__SUPPLIED ENTRIES__:
***

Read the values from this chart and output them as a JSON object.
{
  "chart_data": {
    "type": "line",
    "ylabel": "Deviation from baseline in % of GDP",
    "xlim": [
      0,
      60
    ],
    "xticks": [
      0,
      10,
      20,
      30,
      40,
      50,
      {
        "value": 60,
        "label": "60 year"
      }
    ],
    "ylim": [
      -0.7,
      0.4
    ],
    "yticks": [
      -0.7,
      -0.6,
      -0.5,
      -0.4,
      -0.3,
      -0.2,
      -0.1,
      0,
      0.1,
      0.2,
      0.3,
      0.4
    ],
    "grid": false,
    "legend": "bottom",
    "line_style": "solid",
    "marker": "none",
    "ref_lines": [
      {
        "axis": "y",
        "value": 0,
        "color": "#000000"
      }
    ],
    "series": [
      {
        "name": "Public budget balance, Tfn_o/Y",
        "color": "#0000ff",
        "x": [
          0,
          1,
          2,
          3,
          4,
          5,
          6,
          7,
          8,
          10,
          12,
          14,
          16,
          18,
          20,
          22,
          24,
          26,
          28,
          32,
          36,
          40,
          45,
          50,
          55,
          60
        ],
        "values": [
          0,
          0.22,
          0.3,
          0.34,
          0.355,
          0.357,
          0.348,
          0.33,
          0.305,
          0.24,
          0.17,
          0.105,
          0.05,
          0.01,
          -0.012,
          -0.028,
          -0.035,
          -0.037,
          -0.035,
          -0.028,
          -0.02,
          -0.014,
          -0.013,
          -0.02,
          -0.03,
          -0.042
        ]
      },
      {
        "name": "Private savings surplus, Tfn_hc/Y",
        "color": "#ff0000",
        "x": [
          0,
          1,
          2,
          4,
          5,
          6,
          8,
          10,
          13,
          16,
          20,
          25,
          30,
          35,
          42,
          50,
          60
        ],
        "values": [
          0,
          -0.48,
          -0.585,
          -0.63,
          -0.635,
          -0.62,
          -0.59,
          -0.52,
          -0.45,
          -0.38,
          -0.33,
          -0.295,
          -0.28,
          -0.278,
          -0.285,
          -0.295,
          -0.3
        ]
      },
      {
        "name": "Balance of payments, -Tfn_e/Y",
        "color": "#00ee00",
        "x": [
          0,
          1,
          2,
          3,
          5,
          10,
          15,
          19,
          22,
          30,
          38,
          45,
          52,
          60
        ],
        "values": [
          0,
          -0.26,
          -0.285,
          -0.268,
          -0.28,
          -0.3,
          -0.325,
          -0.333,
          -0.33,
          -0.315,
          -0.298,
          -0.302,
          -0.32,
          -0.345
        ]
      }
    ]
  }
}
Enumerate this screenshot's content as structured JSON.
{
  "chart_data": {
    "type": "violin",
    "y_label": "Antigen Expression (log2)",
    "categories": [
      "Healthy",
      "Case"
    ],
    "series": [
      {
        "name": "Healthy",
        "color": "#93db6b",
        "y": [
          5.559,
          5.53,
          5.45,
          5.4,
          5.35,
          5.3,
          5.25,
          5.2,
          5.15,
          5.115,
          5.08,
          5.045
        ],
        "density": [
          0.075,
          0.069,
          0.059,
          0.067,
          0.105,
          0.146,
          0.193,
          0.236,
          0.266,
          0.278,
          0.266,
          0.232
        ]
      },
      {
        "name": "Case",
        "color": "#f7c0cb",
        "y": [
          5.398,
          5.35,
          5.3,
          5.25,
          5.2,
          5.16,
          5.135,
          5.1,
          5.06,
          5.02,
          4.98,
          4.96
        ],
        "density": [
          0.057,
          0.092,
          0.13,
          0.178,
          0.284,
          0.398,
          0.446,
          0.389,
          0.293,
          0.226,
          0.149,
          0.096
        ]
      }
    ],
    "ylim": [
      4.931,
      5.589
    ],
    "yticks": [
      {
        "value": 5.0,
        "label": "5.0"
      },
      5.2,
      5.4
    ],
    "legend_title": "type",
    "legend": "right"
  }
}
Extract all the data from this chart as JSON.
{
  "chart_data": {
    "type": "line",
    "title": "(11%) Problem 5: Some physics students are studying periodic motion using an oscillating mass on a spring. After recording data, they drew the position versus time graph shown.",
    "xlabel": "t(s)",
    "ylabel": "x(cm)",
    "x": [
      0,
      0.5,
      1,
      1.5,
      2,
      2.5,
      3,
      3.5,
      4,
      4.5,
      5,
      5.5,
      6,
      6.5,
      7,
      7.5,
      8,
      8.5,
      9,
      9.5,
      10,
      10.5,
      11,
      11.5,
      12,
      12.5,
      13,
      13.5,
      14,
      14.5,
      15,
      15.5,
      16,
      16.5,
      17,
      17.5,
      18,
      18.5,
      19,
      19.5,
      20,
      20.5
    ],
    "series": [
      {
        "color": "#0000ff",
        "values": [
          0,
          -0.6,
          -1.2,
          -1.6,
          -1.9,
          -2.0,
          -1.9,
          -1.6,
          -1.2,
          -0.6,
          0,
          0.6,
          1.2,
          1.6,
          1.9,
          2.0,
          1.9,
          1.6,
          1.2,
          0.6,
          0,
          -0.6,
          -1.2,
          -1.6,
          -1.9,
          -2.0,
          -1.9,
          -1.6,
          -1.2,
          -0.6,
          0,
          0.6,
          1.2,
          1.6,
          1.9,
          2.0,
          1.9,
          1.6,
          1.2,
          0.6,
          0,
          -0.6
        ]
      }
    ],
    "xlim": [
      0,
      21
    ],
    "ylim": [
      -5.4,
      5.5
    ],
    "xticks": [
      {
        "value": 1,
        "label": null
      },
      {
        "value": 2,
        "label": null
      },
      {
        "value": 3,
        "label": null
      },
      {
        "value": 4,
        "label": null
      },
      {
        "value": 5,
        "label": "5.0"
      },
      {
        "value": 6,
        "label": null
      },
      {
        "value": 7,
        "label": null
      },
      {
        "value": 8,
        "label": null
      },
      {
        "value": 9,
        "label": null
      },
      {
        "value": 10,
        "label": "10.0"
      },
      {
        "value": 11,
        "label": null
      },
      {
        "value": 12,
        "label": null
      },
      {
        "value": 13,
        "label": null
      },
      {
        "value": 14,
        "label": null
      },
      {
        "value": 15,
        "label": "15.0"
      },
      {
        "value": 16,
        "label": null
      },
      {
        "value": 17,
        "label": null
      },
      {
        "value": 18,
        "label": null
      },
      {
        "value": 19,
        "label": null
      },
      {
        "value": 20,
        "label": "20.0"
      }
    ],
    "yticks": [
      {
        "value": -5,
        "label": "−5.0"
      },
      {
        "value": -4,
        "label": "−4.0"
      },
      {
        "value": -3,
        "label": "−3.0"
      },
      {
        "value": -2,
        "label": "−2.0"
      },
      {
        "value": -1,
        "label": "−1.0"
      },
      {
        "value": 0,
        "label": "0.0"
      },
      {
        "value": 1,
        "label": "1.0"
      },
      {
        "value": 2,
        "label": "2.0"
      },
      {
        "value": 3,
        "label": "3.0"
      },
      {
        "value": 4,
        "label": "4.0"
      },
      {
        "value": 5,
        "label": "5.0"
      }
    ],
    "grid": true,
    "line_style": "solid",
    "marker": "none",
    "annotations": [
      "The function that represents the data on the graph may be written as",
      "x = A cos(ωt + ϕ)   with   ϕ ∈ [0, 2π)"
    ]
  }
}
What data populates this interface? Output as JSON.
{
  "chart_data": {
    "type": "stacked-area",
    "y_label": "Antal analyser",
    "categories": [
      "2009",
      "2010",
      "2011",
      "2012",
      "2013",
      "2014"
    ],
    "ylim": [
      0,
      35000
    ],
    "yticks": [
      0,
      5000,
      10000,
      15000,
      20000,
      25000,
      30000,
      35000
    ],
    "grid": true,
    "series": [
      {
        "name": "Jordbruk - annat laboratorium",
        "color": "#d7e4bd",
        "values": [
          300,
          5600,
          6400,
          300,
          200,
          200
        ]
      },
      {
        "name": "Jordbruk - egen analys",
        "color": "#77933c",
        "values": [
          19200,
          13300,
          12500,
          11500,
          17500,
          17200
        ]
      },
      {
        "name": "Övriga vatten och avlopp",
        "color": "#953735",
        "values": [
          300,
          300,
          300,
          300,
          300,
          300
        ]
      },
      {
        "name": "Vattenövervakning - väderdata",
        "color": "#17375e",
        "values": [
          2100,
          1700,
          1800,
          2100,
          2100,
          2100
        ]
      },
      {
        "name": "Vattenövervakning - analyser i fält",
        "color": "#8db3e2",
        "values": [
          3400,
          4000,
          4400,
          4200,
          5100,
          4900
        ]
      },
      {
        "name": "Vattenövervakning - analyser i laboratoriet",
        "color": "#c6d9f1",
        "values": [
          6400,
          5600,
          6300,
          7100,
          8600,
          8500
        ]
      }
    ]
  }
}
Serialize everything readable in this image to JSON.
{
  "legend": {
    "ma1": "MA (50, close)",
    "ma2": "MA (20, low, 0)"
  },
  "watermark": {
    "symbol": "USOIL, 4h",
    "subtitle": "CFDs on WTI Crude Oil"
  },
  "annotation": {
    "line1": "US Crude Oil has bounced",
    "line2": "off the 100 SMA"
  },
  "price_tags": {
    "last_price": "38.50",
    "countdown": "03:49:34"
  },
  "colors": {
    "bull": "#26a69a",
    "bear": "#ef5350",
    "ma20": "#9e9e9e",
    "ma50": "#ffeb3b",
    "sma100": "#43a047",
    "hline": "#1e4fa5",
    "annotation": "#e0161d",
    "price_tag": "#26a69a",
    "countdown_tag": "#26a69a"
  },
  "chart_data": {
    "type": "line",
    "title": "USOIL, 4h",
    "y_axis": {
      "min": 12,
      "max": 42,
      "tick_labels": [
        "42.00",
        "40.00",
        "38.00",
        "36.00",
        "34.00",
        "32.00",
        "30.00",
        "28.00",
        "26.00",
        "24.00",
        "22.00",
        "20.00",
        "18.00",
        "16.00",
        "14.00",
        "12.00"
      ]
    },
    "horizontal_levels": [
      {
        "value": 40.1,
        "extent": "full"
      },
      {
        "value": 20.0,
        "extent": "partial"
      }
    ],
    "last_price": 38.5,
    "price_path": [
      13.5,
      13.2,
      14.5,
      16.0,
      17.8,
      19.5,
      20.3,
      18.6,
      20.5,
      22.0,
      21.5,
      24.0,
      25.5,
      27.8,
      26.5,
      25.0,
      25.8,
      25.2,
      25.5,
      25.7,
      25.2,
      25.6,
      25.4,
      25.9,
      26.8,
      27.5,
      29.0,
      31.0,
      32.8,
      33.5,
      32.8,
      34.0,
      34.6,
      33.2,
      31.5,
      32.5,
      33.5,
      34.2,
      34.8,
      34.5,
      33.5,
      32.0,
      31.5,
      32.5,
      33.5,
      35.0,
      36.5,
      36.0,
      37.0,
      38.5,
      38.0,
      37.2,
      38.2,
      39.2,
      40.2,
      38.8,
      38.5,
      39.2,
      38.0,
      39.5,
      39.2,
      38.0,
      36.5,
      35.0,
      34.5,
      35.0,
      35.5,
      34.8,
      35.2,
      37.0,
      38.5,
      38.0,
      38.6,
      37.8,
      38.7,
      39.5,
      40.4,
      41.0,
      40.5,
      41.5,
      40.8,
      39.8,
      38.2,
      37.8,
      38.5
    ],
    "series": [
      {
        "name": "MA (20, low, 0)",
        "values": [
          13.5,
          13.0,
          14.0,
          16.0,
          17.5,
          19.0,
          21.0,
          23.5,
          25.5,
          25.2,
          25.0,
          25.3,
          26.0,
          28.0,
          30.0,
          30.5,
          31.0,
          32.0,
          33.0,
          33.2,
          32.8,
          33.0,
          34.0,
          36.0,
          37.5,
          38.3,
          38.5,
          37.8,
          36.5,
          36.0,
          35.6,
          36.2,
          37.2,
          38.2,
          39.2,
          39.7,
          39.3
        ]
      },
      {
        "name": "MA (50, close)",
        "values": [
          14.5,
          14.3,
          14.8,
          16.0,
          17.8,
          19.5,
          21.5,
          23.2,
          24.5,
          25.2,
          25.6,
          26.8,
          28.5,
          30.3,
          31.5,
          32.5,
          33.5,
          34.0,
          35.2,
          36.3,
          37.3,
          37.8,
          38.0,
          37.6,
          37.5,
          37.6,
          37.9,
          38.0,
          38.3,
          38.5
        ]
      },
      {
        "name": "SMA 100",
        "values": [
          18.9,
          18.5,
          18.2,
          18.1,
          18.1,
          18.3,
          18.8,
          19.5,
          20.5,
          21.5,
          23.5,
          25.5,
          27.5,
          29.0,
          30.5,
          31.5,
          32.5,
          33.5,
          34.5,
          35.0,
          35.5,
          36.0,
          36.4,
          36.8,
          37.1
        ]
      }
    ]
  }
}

***

__SHORT EXERCISE__:
From the listing above, copy every line that includes the word "ylabel".

__RESPONSE TO THE EXERCISE__:
    "ylabel": "Deviation from baseline in % of GDP",
    "ylabel": "x(cm)",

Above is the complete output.